* begin ROWS *

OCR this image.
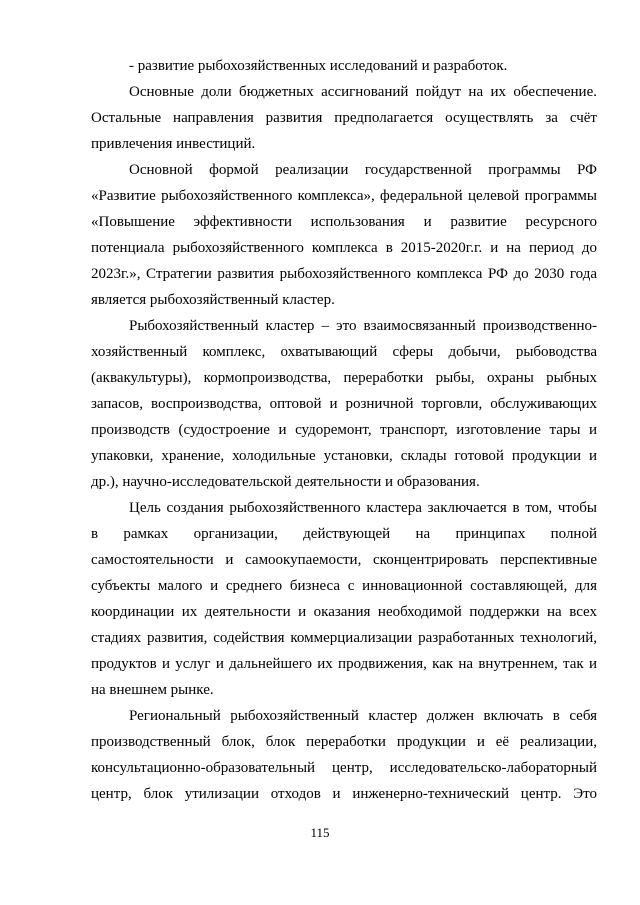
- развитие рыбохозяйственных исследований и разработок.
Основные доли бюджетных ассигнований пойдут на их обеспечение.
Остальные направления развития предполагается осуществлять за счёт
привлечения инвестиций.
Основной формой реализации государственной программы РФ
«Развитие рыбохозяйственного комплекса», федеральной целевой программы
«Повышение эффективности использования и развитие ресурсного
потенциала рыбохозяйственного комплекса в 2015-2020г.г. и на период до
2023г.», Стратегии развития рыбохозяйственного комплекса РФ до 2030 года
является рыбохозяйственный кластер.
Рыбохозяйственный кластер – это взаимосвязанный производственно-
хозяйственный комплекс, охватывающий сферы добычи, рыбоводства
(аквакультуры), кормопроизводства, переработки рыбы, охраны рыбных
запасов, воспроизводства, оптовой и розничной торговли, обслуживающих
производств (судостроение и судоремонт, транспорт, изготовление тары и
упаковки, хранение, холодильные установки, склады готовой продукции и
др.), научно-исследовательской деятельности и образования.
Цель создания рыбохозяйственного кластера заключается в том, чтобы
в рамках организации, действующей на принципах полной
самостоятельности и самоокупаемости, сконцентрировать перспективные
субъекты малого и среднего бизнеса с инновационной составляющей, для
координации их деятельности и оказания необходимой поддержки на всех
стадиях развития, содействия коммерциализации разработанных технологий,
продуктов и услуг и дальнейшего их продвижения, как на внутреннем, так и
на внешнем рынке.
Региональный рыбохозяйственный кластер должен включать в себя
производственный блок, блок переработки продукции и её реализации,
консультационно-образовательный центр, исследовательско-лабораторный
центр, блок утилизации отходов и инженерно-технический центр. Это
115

* end ROWS *

**PROBLEM TO WORK ON**
Some lines of the records may hold the word "переработки". How many do? Answer with a number and nothing else.

**RESPONSE FOR THIS EXERCISE**
2